Objective: Identify every line in the records below that contains the word "JSON", and reproduce each one.

[Items from a data source]

= = = = =

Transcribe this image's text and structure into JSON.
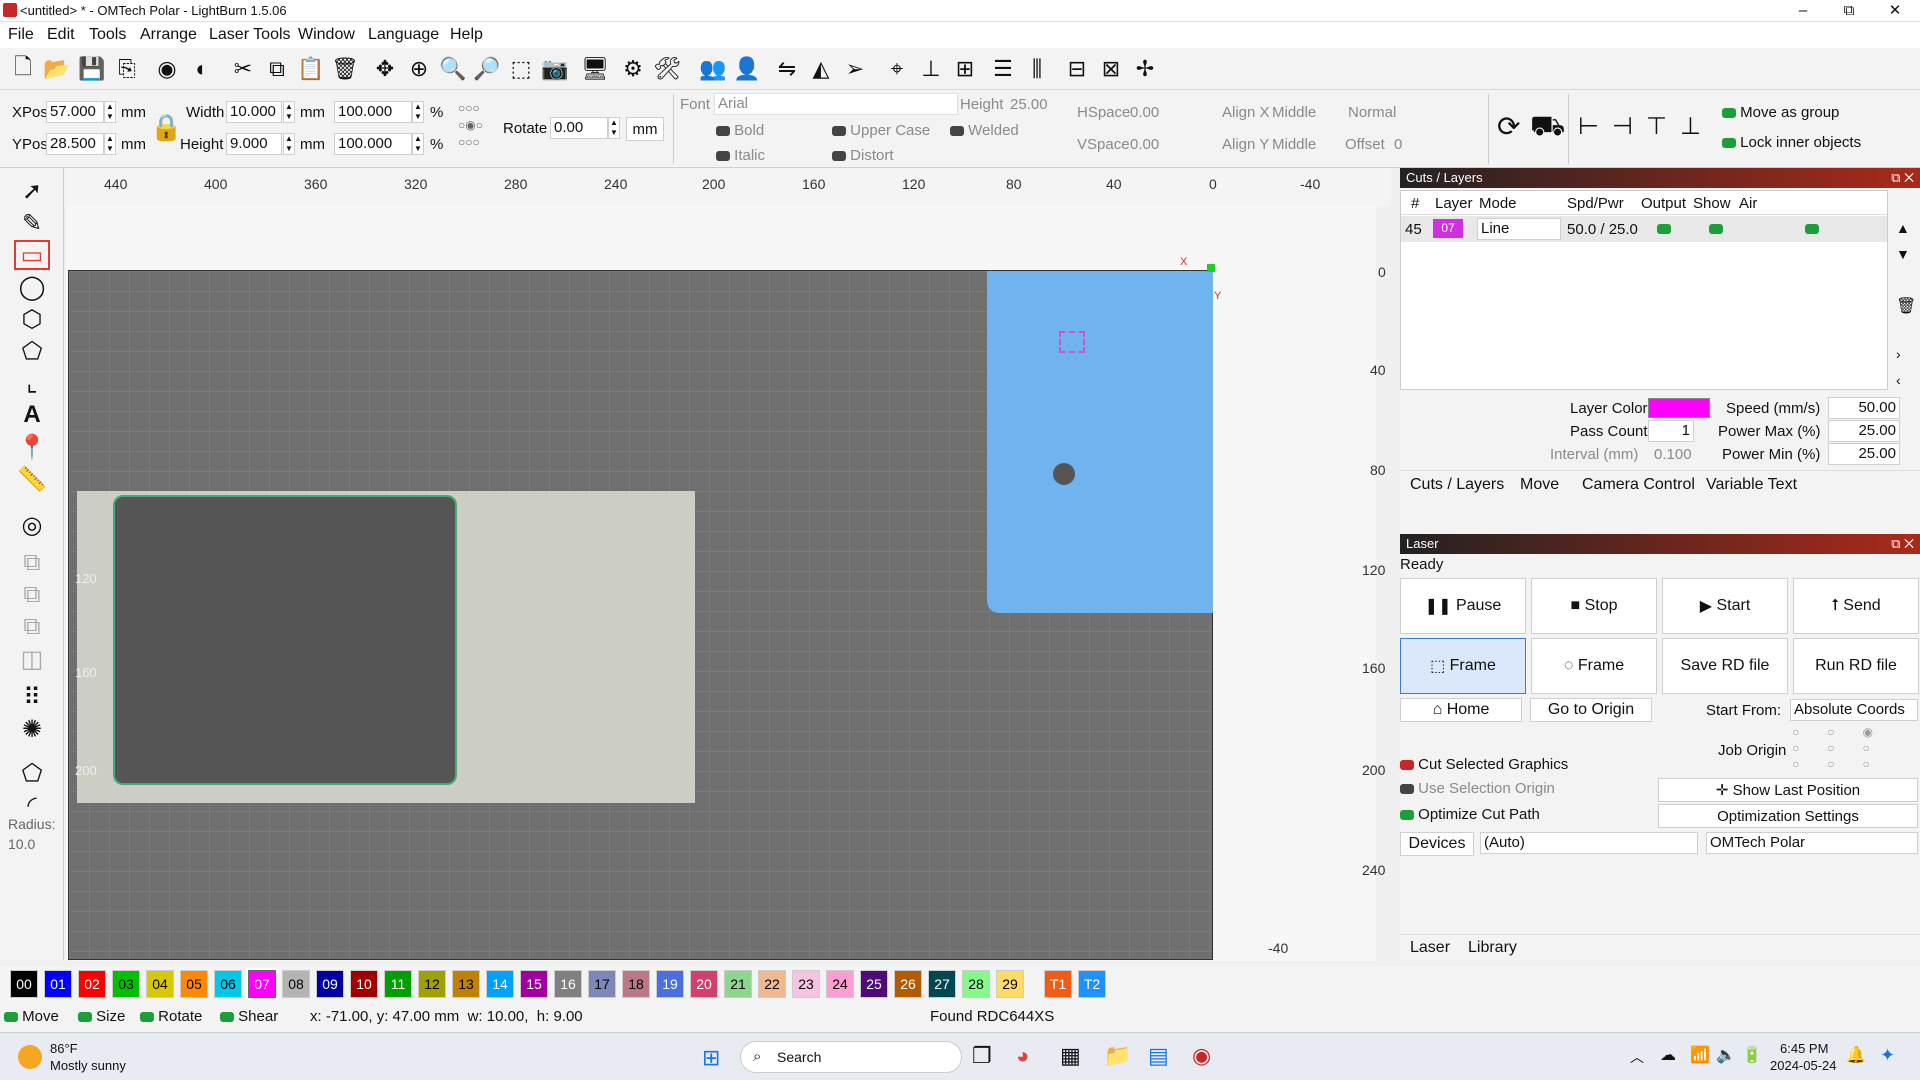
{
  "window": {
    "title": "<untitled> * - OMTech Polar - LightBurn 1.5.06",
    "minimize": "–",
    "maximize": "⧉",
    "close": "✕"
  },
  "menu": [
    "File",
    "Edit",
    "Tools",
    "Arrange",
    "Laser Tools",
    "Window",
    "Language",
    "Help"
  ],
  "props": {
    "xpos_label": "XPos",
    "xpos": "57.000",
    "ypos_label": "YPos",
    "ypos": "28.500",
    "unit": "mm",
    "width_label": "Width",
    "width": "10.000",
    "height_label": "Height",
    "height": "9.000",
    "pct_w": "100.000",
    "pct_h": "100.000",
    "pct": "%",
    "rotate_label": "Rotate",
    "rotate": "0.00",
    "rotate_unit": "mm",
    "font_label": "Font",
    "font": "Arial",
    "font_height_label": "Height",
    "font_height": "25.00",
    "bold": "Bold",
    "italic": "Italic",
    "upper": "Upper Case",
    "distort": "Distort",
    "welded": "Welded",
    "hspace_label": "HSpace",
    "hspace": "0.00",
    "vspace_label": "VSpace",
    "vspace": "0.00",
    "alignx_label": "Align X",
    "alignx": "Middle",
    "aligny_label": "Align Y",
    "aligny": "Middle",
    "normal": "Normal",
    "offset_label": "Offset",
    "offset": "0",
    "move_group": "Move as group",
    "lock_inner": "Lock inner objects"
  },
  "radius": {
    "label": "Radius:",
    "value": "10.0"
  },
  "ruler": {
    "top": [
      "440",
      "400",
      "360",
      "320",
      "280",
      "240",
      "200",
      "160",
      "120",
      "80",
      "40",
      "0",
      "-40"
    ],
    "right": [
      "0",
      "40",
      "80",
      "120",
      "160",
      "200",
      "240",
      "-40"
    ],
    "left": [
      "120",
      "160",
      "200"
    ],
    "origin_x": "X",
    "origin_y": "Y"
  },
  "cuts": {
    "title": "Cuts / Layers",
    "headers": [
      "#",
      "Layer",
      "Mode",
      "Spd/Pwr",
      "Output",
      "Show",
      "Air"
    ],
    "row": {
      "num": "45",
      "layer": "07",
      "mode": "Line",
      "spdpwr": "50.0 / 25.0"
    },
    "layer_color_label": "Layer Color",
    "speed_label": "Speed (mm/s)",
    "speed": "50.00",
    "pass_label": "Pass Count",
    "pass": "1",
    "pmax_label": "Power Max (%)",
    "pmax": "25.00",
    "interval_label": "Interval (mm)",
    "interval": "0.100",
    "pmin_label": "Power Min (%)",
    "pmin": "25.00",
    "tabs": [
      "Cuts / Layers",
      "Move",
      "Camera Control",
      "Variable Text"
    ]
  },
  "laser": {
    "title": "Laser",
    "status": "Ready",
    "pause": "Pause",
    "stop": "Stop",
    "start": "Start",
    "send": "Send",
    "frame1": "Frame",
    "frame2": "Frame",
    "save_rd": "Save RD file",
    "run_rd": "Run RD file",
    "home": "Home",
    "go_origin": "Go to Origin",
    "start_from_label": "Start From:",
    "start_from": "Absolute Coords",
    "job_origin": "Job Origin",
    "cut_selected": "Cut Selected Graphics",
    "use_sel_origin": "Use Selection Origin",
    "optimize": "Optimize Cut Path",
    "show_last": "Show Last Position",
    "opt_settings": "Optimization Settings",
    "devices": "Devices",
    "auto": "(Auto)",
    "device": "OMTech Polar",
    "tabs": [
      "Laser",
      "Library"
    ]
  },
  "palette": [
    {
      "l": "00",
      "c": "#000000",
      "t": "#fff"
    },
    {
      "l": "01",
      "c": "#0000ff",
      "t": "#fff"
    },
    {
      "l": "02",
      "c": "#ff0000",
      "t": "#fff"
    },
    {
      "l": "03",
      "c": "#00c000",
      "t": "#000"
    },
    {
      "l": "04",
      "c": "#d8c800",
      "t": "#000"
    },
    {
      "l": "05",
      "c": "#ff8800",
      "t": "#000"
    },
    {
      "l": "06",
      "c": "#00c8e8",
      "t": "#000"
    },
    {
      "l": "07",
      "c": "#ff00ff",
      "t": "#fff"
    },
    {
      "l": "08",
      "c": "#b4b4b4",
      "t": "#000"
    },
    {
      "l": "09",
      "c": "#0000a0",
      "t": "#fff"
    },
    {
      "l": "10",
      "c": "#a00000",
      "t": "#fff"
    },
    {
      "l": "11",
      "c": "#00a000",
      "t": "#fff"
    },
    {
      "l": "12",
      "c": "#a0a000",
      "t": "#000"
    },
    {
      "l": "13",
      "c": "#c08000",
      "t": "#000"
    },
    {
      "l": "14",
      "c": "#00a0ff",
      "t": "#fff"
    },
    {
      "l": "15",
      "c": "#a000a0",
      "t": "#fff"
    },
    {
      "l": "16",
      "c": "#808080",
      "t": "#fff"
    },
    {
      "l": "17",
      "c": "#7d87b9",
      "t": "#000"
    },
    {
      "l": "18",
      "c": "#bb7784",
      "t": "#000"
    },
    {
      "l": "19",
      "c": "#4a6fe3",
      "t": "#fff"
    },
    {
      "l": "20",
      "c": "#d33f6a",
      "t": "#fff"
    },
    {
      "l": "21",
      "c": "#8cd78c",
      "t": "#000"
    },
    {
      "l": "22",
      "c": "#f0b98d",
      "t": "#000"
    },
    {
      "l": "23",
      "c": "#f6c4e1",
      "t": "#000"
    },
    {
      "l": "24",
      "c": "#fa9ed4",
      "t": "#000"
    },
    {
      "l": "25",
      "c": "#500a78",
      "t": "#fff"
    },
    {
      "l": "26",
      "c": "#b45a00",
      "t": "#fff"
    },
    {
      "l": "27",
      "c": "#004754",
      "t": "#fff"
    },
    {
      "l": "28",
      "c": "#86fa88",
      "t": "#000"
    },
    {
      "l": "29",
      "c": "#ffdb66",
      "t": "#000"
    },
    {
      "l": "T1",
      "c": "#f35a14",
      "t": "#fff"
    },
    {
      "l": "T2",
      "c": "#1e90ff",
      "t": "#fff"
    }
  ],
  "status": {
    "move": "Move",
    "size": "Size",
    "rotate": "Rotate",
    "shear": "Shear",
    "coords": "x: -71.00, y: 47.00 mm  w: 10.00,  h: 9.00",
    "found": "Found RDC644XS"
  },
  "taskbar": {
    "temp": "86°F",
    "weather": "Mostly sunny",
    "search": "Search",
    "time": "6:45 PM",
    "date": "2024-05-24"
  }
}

= = = = =

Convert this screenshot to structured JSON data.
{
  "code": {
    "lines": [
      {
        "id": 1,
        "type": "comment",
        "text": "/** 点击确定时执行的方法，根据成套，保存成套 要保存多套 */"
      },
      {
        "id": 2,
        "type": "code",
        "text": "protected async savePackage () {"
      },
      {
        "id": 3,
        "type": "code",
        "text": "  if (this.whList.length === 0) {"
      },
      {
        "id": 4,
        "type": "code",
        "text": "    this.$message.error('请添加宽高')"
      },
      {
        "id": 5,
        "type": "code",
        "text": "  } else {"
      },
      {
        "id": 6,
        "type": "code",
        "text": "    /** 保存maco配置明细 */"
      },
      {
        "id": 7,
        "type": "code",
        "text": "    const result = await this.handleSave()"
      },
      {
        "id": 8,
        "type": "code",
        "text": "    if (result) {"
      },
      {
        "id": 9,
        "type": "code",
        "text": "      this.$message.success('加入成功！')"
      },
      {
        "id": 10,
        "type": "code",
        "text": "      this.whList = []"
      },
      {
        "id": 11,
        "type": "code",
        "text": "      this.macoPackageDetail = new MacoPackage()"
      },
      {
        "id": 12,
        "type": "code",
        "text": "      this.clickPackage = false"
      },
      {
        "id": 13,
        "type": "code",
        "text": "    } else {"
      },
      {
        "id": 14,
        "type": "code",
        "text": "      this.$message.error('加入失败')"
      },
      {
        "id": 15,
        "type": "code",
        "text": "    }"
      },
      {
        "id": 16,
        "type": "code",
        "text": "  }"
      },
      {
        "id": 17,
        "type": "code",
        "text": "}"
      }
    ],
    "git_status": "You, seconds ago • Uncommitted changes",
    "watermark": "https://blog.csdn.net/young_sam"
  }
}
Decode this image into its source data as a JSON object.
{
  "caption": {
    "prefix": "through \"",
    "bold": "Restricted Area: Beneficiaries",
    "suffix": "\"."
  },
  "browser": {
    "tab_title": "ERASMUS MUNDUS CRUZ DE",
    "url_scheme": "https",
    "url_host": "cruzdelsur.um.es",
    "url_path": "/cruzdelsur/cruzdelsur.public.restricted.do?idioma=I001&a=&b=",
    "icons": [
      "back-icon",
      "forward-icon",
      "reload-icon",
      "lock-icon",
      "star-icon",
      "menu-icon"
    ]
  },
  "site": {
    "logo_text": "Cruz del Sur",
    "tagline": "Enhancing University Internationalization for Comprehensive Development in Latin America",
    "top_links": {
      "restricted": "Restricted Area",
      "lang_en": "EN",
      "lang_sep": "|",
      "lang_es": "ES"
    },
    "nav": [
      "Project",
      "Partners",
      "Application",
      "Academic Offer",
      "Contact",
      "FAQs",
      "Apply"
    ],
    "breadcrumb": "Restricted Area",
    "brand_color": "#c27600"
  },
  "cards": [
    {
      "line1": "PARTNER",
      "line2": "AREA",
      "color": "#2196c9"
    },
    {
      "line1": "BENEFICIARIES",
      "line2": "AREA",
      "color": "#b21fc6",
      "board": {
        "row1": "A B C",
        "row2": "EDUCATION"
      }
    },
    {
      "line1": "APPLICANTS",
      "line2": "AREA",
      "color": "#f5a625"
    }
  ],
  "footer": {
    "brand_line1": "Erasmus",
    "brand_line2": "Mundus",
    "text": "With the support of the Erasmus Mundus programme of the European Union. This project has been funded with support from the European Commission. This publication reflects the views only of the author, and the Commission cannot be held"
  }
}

= = = = =

Result of the exercise:
Transcribe this image's text and structure into JSON.
Convert this screenshot to structured JSON data.
Decode this image into its source data as a JSON object.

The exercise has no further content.